--- Given records ---
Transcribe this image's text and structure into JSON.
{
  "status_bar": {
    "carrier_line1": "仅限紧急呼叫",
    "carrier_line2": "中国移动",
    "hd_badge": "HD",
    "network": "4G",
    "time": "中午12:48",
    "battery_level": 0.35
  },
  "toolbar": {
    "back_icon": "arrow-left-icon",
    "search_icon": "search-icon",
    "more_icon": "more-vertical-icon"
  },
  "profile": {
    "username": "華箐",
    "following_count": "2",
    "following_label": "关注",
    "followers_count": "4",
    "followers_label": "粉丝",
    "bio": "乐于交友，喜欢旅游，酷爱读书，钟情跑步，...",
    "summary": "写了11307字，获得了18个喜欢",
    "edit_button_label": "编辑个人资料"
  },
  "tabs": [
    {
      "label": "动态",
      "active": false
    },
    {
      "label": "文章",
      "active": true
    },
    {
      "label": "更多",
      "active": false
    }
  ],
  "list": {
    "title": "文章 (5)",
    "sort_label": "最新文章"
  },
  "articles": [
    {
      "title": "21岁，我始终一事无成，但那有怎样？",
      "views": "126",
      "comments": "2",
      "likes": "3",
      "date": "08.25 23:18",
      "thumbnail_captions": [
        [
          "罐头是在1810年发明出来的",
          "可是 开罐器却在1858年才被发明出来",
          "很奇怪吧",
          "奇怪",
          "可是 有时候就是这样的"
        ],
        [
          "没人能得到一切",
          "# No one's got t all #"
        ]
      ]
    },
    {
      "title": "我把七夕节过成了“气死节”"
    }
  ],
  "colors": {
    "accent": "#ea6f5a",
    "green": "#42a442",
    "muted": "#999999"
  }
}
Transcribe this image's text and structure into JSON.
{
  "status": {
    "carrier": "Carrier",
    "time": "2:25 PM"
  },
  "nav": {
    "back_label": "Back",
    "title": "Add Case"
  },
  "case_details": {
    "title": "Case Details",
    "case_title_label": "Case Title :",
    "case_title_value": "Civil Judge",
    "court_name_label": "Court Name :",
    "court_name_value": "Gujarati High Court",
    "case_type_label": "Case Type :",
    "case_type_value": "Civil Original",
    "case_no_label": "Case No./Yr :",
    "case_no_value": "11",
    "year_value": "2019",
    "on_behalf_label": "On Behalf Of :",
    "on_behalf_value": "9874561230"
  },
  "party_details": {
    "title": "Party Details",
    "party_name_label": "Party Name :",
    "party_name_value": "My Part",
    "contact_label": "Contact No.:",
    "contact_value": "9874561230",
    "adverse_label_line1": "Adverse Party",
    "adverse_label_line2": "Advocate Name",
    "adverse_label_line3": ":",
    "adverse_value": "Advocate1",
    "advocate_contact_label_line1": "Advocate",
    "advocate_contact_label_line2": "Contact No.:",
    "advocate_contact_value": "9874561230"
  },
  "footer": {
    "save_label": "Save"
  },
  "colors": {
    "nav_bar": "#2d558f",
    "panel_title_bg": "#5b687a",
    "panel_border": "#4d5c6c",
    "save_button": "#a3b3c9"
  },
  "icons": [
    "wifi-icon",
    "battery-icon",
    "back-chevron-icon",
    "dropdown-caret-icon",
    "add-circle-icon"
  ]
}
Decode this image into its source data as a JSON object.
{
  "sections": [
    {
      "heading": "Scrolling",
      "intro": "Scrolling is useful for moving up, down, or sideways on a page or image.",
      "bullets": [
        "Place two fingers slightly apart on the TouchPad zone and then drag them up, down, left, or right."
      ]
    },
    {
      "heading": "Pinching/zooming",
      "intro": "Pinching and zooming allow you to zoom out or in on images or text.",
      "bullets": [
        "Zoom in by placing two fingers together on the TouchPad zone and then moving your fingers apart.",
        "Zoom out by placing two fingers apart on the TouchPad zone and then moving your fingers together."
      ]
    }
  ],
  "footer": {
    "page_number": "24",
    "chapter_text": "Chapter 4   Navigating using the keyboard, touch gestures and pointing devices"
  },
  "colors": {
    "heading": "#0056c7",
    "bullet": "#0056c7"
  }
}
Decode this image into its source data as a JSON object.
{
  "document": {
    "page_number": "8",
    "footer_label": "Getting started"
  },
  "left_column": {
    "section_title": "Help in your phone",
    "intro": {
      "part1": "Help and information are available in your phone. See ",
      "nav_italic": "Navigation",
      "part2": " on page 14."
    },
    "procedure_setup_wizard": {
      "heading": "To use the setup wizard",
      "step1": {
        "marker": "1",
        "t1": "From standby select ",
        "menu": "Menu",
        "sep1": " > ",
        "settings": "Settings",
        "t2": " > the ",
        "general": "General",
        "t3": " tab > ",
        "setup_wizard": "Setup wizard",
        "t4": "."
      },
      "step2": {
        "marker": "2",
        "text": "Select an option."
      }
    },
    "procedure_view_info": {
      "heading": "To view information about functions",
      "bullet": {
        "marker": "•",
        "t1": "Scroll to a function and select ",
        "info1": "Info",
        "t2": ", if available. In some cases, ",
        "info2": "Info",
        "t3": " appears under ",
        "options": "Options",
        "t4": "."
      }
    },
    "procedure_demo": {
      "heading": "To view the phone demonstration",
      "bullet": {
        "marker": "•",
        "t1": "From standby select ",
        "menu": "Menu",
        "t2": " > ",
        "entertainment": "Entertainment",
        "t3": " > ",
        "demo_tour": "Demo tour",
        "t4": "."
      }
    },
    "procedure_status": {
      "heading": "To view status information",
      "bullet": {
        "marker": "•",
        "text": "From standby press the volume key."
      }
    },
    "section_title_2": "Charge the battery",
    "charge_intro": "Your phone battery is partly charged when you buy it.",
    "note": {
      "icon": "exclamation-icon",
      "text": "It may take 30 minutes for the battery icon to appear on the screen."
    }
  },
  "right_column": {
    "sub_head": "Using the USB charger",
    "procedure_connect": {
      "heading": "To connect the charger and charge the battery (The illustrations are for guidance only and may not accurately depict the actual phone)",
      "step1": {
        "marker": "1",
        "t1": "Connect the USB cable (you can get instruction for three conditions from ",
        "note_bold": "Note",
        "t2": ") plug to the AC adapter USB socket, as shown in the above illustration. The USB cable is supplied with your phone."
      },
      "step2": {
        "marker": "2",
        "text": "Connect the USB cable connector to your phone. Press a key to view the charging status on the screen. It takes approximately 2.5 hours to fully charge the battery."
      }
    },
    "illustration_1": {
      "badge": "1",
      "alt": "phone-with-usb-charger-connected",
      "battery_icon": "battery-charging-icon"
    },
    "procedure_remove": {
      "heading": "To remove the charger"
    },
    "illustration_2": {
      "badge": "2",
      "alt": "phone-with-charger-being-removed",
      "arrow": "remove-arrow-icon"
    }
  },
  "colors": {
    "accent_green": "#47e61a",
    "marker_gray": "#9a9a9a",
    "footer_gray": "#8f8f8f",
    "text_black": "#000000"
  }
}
---
Goal – Quote all the records. Keep every word exact.

Expected output –
Transcribe this image's text and structure into JSON.
{
  "status_bar": {
    "carrier_line1": "仅限紧急呼叫",
    "carrier_line2": "中国移动",
    "hd_badge": "HD",
    "network": "4G",
    "time": "中午12:48",
    "battery_level": 0.35
  },
  "toolbar": {
    "back_icon": "arrow-left-icon",
    "search_icon": "search-icon",
    "more_icon": "more-vertical-icon"
  },
  "profile": {
    "username": "華箐",
    "following_count": "2",
    "following_label": "关注",
    "followers_count": "4",
    "followers_label": "粉丝",
    "bio": "乐于交友，喜欢旅游，酷爱读书，钟情跑步，...",
    "summary": "写了11307字，获得了18个喜欢",
    "edit_button_label": "编辑个人资料"
  },
  "tabs": [
    {
      "label": "动态",
      "active": false
    },
    {
      "label": "文章",
      "active": true
    },
    {
      "label": "更多",
      "active": false
    }
  ],
  "list": {
    "title": "文章 (5)",
    "sort_label": "最新文章"
  },
  "articles": [
    {
      "title": "21岁，我始终一事无成，但那有怎样？",
      "views": "126",
      "comments": "2",
      "likes": "3",
      "date": "08.25 23:18",
      "thumbnail_captions": [
        [
          "罐头是在1810年发明出来的",
          "可是 开罐器却在1858年才被发明出来",
          "很奇怪吧",
          "奇怪",
          "可是 有时候就是这样的"
        ],
        [
          "没人能得到一切",
          "# No one's got t all #"
        ]
      ]
    },
    {
      "title": "我把七夕节过成了“气死节”"
    }
  ],
  "colors": {
    "accent": "#ea6f5a",
    "green": "#42a442",
    "muted": "#999999"
  }
}
Transcribe this image's text and structure into JSON.
{
  "status": {
    "carrier": "Carrier",
    "time": "2:25 PM"
  },
  "nav": {
    "back_label": "Back",
    "title": "Add Case"
  },
  "case_details": {
    "title": "Case Details",
    "case_title_label": "Case Title :",
    "case_title_value": "Civil Judge",
    "court_name_label": "Court Name :",
    "court_name_value": "Gujarati High Court",
    "case_type_label": "Case Type :",
    "case_type_value": "Civil Original",
    "case_no_label": "Case No./Yr :",
    "case_no_value": "11",
    "year_value": "2019",
    "on_behalf_label": "On Behalf Of :",
    "on_behalf_value": "9874561230"
  },
  "party_details": {
    "title": "Party Details",
    "party_name_label": "Party Name :",
    "party_name_value": "My Part",
    "contact_label": "Contact No.:",
    "contact_value": "9874561230",
    "adverse_label_line1": "Adverse Party",
    "adverse_label_line2": "Advocate Name",
    "adverse_label_line3": ":",
    "adverse_value": "Advocate1",
    "advocate_contact_label_line1": "Advocate",
    "advocate_contact_label_line2": "Contact No.:",
    "advocate_contact_value": "9874561230"
  },
  "footer": {
    "save_label": "Save"
  },
  "colors": {
    "nav_bar": "#2d558f",
    "panel_title_bg": "#5b687a",
    "panel_border": "#4d5c6c",
    "save_button": "#a3b3c9"
  },
  "icons": [
    "wifi-icon",
    "battery-icon",
    "back-chevron-icon",
    "dropdown-caret-icon",
    "add-circle-icon"
  ]
}
Decode this image into its source data as a JSON object.
{
  "sections": [
    {
      "heading": "Scrolling",
      "intro": "Scrolling is useful for moving up, down, or sideways on a page or image.",
      "bullets": [
        "Place two fingers slightly apart on the TouchPad zone and then drag them up, down, left, or right."
      ]
    },
    {
      "heading": "Pinching/zooming",
      "intro": "Pinching and zooming allow you to zoom out or in on images or text.",
      "bullets": [
        "Zoom in by placing two fingers together on the TouchPad zone and then moving your fingers apart.",
        "Zoom out by placing two fingers apart on the TouchPad zone and then moving your fingers together."
      ]
    }
  ],
  "footer": {
    "page_number": "24",
    "chapter_text": "Chapter 4   Navigating using the keyboard, touch gestures and pointing devices"
  },
  "colors": {
    "heading": "#0056c7",
    "bullet": "#0056c7"
  }
}
Decode this image into its source data as a JSON object.
{
  "document": {
    "page_number": "8",
    "footer_label": "Getting started"
  },
  "left_column": {
    "section_title": "Help in your phone",
    "intro": {
      "part1": "Help and information are available in your phone. See ",
      "nav_italic": "Navigation",
      "part2": " on page 14."
    },
    "procedure_setup_wizard": {
      "heading": "To use the setup wizard",
      "step1": {
        "marker": "1",
        "t1": "From standby select ",
        "menu": "Menu",
        "sep1": " > ",
        "settings": "Settings",
        "t2": " > the ",
        "general": "General",
        "t3": " tab > ",
        "setup_wizard": "Setup wizard",
        "t4": "."
      },
      "step2": {
        "marker": "2",
        "text": "Select an option."
      }
    },
    "procedure_view_info": {
      "heading": "To view information about functions",
      "bullet": {
        "marker": "•",
        "t1": "Scroll to a function and select ",
        "info1": "Info",
        "t2": ", if available. In some cases, ",
        "info2": "Info",
        "t3": " appears under ",
        "options": "Options",
        "t4": "."
      }
    },
    "procedure_demo": {
      "heading": "To view the phone demonstration",
      "bullet": {
        "marker": "•",
        "t1": "From standby select ",
        "menu": "Menu",
        "t2": " > ",
        "entertainment": "Entertainment",
        "t3": " > ",
        "demo_tour": "Demo tour",
        "t4": "."
      }
    },
    "procedure_status": {
      "heading": "To view status information",
      "bullet": {
        "marker": "•",
        "text": "From standby press the volume key."
      }
    },
    "section_title_2": "Charge the battery",
    "charge_intro": "Your phone battery is partly charged when you buy it.",
    "note": {
      "icon": "exclamation-icon",
      "text": "It may take 30 minutes for the battery icon to appear on the screen."
    }
  },
  "right_column": {
    "sub_head": "Using the USB charger",
    "procedure_connect": {
      "heading": "To connect the charger and charge the battery (The illustrations are for guidance only and may not accurately depict the actual phone)",
      "step1": {
        "marker": "1",
        "t1": "Connect the USB cable (you can get instruction for three conditions from ",
        "note_bold": "Note",
        "t2": ") plug to the AC adapter USB socket, as shown in the above illustration. The USB cable is supplied with your phone."
      },
      "step2": {
        "marker": "2",
        "text": "Connect the USB cable connector to your phone. Press a key to view the charging status on the screen. It takes approximately 2.5 hours to fully charge the battery."
      }
    },
    "illustration_1": {
      "badge": "1",
      "alt": "phone-with-usb-charger-connected",
      "battery_icon": "battery-charging-icon"
    },
    "procedure_remove": {
      "heading": "To remove the charger"
    },
    "illustration_2": {
      "badge": "2",
      "alt": "phone-with-charger-being-removed",
      "arrow": "remove-arrow-icon"
    }
  },
  "colors": {
    "accent_green": "#47e61a",
    "marker_gray": "#9a9a9a",
    "footer_gray": "#8f8f8f",
    "text_black": "#000000"
  }
}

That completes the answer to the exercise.